## What to work on
**1.** Answer these from the ADR-051 text, one line each:
(a) What status does the decision record give?
(b) For what three reasons was a single merged JSON file rejected?
(c) Which RFC provides the FAISS vector index?
**2.** Translate this sentence from the ADR-051 text into Spanish: "These are optional accelerators, not replacements for the canonical per-episode files."
**3.** Please quote the ADR-051 text word for word, everything from "- Scale path" down to "conflicts, grows unboundedly.".

## Text shown

******************************

ADR-051: Per-Episode JSON Artifacts with Logical Union¶
- Status: Accepted
- Date: 2026-04-03
- Authors: Podcast Scraper Team
- Related RFCs: RFC-049, RFC-055, RFC-061
- Related PRDs: PRD-017, PRD-019
Context & Problem Statement¶
GIL and KG each produce structured graph data (nodes, edges, metadata) per episode. The system needs a storage model that supports per-episode reprocessing, debugging, sharding, and cross-episode queries — without requiring a global database for the default CLI path.
Decision¶
We adopt per-episode JSON artifacts with logical union:
- One JSON file per episode per layer:
*.gi.jsonfor GIL,*.kg.jsonfor KG. Files live in the episode's output directory alongside metadata, transcript, and summary artifacts. - Logical union at query time: Cross-episode views (e.g.
gi explore, viewer merge, search index) are constructed by reading and merging per-episode files. There is no pre-built global artifact. - Optional materialization: RFC-051 (Postgres projection) and RFC-061 (FAISS vector index) provide pre-built global views for scale. These are optional accelerators, not replacements for the canonical per-episode files.
Rationale¶
- Debugging: One file per episode is inspectable, diffable, and self-contained.
- Reprocessing: Re-running GIL or KG for a single episode replaces one file without touching others.
- No global state: CLI mode requires no database, no server, no coordination.
- Proven pattern: Aligns with ADR-004 (flat filesystem) and ADR-008 (database-agnostic metadata).
- Scale path exists: RFC-051 and RFC-061 provide materialized views when file scan becomes too slow (~100+ episodes).
Alternatives Considered¶
- Global graph database (Neo4j, SQLite): Rejected for v1; adds server dependency for CLI users. Deferred to platform mode.
- Single merged JSON file: Rejected; loses per-episode reprocessing, creates merge conflicts, grows unboundedly.
- Append-only log: Rejected; harder to query, harder to debug, no random access by episode.
Consequences¶
- Positive: Simple, inspectable, no infrastructure dependency. Each layer (GIL, KG) follows the same pattern independently. Consumers can read a single file or scan all.
- Negative: Cross-episode queries require scanning all files (O(n) in episodes). Mitigated by optional materialization (RFC-051, RFC-061).
- Neutral: File naming conventions (
.gi.json,.kg.json) must be consistent across all producers and consumers.
Implementation Notes¶
- GIL:
metadata/<basename>.gi.json— produced by GIL extraction stage - KG:
metadata/<basename>.kg.json— produced by KG extraction stage - Consumers:
gi explore,gi query, viewer, search indexer all scan episode output directories to build cross-episode views - Pattern: Same co-location principle as ADR-004 (flat filesystem)

******************************

## Given information

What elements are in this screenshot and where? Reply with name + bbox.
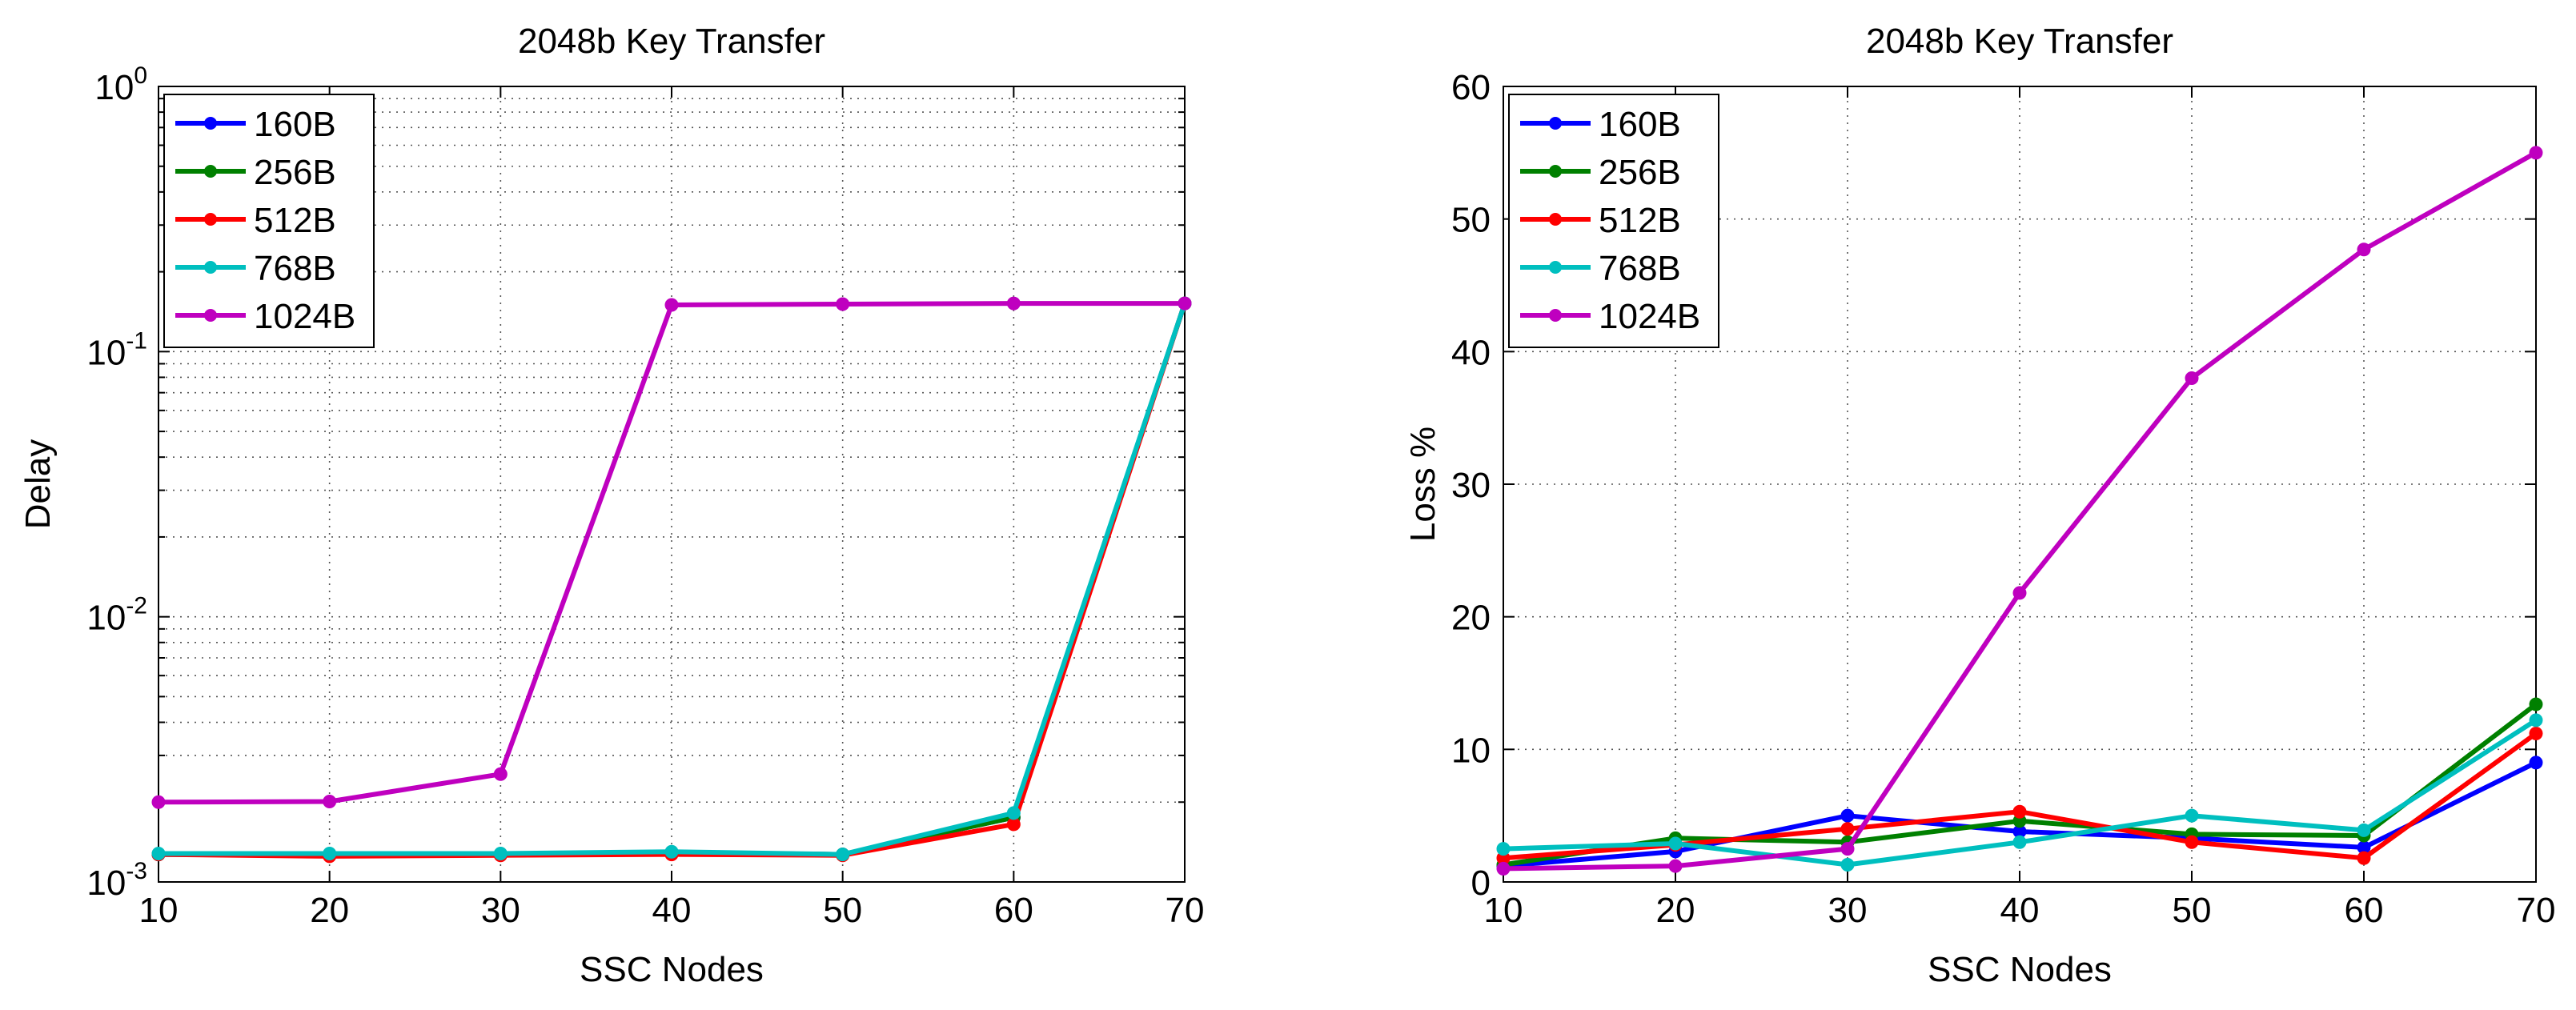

******************************

## Results for each task
**1.**
(a) Accepted
(b) It loses per-episode reprocessing, creates merge conflicts, and grows unboundedly.
(c) RFC-061

**2.** Estos son aceleradores opcionales, no sustitutos de los archivos canónicos por episodio.

**3.**
- Scale path exists: RFC-051 and RFC-061 provide materialized views when file scan becomes too slow (~100+ episodes).
Alternatives Considered¶
- Global graph database (Neo4j, SQLite): Rejected for v1; adds server dependency for CLI users. Deferred to platform mode.
- Single merged JSON file: Rejected; loses per-episode reprocessing, creates merge conflicts, grows unboundedly.